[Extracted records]
● ● ● ●

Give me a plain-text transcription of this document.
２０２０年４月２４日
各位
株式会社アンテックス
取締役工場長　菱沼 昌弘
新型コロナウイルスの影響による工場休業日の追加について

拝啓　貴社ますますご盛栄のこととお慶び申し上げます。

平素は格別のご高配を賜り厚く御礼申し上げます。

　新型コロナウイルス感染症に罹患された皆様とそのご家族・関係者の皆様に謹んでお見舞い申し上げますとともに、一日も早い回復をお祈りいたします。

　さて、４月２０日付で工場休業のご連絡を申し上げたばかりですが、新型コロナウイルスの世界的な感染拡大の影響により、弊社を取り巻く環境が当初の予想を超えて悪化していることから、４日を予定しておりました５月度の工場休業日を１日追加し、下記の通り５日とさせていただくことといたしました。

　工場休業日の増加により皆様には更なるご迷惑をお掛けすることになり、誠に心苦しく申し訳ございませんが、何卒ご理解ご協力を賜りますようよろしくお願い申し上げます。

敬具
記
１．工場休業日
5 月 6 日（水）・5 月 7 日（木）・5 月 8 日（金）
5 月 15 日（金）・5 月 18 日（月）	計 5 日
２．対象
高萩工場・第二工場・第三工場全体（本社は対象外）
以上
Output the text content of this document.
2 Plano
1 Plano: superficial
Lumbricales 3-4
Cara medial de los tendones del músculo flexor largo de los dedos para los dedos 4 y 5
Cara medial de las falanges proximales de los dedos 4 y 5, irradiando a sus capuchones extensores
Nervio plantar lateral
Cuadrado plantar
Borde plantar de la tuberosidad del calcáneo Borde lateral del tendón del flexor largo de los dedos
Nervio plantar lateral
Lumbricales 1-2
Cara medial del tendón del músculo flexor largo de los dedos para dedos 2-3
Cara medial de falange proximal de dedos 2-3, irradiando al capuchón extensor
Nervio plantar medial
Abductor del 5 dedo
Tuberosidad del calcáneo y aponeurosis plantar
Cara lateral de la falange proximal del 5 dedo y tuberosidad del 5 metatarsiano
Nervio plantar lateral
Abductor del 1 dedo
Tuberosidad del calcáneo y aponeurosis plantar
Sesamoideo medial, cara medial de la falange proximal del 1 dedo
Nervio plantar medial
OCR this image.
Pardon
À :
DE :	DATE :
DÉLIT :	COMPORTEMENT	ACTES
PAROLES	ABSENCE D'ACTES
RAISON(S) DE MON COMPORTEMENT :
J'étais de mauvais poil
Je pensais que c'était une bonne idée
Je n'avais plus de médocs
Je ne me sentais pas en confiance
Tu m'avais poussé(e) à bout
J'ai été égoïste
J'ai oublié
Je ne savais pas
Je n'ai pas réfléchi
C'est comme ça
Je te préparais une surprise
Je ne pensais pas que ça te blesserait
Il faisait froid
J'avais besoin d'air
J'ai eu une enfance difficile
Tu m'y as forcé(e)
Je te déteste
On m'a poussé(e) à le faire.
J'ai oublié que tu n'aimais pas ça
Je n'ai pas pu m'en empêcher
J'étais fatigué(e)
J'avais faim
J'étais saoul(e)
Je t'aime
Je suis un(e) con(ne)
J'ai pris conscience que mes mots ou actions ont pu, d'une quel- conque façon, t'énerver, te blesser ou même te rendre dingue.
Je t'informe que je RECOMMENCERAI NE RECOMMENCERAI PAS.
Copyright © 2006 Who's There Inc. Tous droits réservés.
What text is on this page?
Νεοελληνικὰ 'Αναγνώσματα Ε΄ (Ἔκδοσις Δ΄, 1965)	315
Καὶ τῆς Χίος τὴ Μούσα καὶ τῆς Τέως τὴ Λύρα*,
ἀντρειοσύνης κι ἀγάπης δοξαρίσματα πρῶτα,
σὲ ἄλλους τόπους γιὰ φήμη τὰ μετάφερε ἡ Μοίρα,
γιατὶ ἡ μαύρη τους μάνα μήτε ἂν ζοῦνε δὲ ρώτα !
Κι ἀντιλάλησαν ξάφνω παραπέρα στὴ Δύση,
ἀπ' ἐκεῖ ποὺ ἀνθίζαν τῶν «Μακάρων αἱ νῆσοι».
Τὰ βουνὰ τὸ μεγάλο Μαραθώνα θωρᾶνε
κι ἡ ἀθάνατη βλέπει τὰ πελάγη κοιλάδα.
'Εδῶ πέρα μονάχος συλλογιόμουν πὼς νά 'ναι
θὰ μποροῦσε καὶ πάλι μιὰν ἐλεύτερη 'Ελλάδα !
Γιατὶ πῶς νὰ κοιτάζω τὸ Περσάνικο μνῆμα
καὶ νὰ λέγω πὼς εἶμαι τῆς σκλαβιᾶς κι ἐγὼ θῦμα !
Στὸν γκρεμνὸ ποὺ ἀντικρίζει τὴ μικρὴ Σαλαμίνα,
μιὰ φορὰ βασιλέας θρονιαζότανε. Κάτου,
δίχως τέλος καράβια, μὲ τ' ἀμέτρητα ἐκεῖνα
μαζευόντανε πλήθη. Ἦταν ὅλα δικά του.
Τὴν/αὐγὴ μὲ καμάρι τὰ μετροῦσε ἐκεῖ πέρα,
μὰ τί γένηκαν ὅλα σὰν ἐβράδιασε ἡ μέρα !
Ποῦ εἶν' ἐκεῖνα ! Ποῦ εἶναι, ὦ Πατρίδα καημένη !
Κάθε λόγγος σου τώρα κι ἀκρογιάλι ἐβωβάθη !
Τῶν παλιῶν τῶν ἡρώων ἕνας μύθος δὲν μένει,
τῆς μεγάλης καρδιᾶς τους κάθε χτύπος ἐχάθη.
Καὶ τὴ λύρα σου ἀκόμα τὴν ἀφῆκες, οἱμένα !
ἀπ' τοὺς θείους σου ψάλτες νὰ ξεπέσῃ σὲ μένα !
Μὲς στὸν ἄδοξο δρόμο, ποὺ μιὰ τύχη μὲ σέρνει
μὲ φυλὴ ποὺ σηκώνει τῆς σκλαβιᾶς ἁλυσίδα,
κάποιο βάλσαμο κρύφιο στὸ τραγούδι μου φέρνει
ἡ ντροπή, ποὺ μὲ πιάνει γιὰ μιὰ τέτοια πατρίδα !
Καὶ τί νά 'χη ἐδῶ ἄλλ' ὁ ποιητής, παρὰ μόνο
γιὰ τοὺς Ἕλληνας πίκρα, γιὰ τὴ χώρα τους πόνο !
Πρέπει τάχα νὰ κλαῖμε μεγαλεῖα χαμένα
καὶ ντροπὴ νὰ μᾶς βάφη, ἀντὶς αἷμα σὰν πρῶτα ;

● ● ● ●

## What is needed
Isolate the lines that hold the word "πρῶτα" and copy all of them.

## Written response
ἀντρειοσύνης κι ἀγάπης δοξαρίσματα πρῶτα,
καὶ ντροπὴ νὰ μᾶς βάφη, ἀντὶς αἷμα σὰν πρῶτα ;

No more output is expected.